- **TEXTO DE LECTURA**

Por · 21 enero, 2015
Empire, el Rey Lear del hip-hop

Eran muy altas las expectativas ante la nueva propuesta de Fox Life. Eran también muchas las ganas de encontrar alternativas a la adolescente “Glee” y un complemento sustitutivo que nos ayudara a superar la prematura cancelación de “Smash”. Estábamos faltos de una serie bien construida argumentativamente y musicalmente en perfecta proporcionalidad.

Empire prometía ser una de las grandes propuestas para este 2015: argumento shakesperiano, un reparto de categoría, Lee Daniels a cargo de la dirección y una banda sonora que corre a cuenta del mismísimo Timbaland -admitamos que este era, quizás, el mayor reclamo de la serie-. Pero a veces, tener una buena receta y los ingredientes adecuados dan como resultado un plato apetecible a la vista, pero que carece del punto correcto de cocción. Y eso es precisamente lo que le ocurre a esta serie, se queda a medio fuelle.

- **TAREAS**
1. Responde según la reseña sobre Empire:
(a) ¿Qué cadena presenta la nueva serie?
(b) ¿Qué serie se canceló de forma prematura?
(c) ¿Quién se encarga de la banda sonora?
2. Retoma la reseña sobre Empire y sigue escribiéndola a partir de su última oración.
Los datos son un material aparte, sin relación con la reseña sobre Empire.

- **DATOS PROPORCIONADOS**

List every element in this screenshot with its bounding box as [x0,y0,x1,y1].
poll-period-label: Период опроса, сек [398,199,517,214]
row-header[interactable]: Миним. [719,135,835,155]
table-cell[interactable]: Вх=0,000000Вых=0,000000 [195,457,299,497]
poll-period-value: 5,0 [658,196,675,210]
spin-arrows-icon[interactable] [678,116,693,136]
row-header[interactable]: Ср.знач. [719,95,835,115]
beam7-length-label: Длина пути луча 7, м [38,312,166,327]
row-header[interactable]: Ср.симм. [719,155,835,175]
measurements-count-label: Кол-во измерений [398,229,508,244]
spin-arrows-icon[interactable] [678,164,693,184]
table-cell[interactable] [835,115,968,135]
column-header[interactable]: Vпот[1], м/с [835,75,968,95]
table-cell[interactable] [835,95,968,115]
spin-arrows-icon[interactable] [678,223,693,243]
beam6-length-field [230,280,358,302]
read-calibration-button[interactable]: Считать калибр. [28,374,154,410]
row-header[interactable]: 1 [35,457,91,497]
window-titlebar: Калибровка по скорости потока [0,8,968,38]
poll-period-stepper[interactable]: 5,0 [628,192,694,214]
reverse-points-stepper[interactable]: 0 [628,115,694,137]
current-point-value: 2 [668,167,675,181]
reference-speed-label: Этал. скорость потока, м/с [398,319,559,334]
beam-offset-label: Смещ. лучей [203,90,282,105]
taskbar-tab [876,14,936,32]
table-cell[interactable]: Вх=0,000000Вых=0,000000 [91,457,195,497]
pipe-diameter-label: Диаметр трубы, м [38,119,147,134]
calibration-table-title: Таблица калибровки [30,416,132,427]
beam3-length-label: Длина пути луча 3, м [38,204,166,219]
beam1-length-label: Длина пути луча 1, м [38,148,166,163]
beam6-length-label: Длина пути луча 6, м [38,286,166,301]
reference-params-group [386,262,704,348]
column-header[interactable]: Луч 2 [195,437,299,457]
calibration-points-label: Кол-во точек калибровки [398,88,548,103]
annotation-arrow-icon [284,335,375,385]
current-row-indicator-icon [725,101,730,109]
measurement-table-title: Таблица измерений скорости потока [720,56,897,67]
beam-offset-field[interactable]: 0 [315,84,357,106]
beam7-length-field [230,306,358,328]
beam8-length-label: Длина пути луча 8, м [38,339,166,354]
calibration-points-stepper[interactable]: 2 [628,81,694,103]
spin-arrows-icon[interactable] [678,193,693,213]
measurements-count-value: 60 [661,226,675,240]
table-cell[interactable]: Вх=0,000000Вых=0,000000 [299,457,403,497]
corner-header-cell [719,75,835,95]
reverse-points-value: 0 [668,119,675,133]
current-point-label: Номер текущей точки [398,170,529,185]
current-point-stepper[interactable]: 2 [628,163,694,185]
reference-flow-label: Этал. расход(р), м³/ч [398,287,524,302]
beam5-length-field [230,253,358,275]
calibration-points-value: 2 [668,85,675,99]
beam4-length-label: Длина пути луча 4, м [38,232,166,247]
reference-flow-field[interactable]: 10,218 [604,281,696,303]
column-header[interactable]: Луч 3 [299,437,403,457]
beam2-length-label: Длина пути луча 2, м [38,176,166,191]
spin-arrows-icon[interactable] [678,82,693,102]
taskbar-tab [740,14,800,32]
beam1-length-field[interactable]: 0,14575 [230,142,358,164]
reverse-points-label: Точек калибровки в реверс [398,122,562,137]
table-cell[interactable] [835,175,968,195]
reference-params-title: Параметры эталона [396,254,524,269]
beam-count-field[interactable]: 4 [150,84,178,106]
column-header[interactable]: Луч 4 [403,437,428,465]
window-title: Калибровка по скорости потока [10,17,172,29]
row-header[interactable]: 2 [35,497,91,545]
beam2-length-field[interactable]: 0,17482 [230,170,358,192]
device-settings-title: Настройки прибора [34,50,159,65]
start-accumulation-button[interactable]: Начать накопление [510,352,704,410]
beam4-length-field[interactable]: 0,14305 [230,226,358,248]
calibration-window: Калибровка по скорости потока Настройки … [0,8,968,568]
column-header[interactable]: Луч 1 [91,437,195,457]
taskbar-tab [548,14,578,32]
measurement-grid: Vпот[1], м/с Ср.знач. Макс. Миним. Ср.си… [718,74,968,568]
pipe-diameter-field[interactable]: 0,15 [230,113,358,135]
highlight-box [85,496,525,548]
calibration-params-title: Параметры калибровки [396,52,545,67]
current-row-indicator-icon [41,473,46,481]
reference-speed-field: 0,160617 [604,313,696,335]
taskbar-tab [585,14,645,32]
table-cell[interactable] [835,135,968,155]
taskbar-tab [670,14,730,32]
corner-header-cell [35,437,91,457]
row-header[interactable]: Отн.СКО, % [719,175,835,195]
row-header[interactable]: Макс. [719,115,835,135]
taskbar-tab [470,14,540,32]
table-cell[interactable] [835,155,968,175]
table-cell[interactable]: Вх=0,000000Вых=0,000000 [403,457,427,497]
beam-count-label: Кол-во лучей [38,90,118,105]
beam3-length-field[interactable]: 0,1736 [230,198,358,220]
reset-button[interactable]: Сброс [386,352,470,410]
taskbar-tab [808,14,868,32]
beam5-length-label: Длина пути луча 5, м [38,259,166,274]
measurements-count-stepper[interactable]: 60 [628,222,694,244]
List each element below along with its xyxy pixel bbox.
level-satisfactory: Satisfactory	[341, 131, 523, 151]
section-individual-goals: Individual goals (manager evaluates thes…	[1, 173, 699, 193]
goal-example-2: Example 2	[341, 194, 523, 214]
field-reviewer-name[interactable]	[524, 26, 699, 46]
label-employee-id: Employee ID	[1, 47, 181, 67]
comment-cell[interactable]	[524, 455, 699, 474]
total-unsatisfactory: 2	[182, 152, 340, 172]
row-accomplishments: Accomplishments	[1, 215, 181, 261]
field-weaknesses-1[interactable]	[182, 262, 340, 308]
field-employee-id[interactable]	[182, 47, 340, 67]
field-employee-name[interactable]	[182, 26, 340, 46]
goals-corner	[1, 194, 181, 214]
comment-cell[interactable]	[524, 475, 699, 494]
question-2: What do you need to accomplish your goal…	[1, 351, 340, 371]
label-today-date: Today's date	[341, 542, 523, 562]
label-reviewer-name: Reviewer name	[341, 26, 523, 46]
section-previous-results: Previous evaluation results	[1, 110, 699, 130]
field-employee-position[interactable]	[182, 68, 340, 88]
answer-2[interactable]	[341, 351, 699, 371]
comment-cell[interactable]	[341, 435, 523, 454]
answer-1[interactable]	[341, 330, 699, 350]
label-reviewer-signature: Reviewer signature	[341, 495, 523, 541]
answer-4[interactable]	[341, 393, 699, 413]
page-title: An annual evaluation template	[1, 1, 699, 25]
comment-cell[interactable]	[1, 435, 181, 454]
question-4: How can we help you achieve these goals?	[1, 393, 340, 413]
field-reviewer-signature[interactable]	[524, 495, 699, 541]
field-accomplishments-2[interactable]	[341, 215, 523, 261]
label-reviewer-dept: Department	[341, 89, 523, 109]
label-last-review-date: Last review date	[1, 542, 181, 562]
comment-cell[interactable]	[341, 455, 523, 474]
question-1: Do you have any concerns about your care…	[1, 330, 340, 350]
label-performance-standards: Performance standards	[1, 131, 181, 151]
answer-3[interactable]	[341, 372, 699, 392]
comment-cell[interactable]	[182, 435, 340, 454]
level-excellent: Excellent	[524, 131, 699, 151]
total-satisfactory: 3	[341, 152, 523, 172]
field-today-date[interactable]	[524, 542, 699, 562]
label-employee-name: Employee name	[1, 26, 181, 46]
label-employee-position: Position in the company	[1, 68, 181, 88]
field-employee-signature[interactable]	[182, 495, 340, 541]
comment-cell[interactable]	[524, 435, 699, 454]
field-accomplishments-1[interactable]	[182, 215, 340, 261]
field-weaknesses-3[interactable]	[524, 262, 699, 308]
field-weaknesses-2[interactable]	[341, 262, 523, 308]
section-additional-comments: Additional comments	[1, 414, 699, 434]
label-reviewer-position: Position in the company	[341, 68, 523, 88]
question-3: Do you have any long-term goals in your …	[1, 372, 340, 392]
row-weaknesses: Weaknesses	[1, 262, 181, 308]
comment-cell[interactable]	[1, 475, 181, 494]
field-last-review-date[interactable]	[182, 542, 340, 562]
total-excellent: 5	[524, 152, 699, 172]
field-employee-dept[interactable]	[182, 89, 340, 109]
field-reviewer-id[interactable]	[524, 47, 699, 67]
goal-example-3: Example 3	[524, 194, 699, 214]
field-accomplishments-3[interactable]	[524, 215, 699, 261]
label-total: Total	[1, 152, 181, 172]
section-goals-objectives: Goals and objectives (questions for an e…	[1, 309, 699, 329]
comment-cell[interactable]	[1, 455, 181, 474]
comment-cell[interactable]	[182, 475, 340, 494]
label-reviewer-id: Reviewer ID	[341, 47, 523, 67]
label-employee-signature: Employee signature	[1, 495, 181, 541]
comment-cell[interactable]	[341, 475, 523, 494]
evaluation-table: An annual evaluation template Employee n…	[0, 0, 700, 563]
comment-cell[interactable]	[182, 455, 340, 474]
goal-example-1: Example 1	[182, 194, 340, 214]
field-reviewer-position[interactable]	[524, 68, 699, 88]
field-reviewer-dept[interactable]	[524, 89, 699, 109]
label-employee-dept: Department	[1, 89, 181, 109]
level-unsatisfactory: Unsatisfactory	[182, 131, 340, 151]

- **RESPUESTAS POR NÚMERO**
1.
(a) Fox Life.
(b) Smash.
(c) Timbaland.

2.
Lucious Lyon (Terrence Howard) es el dueño de “Empire Enterprises”, compañía musical de gran éxito a punto de salir a bolsa. Debido a una enfermedad, decide que ha llegado el momento de atar cabos, y elegir cuál de sus tres hijos es el digno heredero del reino. Sin embargo, no contaba con que Cookie (interpretada por una espectacular Taraji P. Henson), su ex mujer, saliera de la cárcel con ansias de recuperar lo que considera le pertenece y que presumiblemente fue motivo de que diera con sus huesos entre rejas.

Crítica - Empire, Fox Life - Terrence Howard

Las subtramas, centradas en los tres hijos, resultan también jugosas: el responsable  y bipolar Andre (Trai Byers), dispuesto a conspirar contra sus otros hermanos; el talentoso Jamal (Jussie Smollett), quien parece preferir vivir escondido en las sombras debido a su orientación sexual; y Hakeem, el ojito derecho de papá, rapero como su progenitor y no conocedor de la palabra modestia así como especialista en meterse en líos.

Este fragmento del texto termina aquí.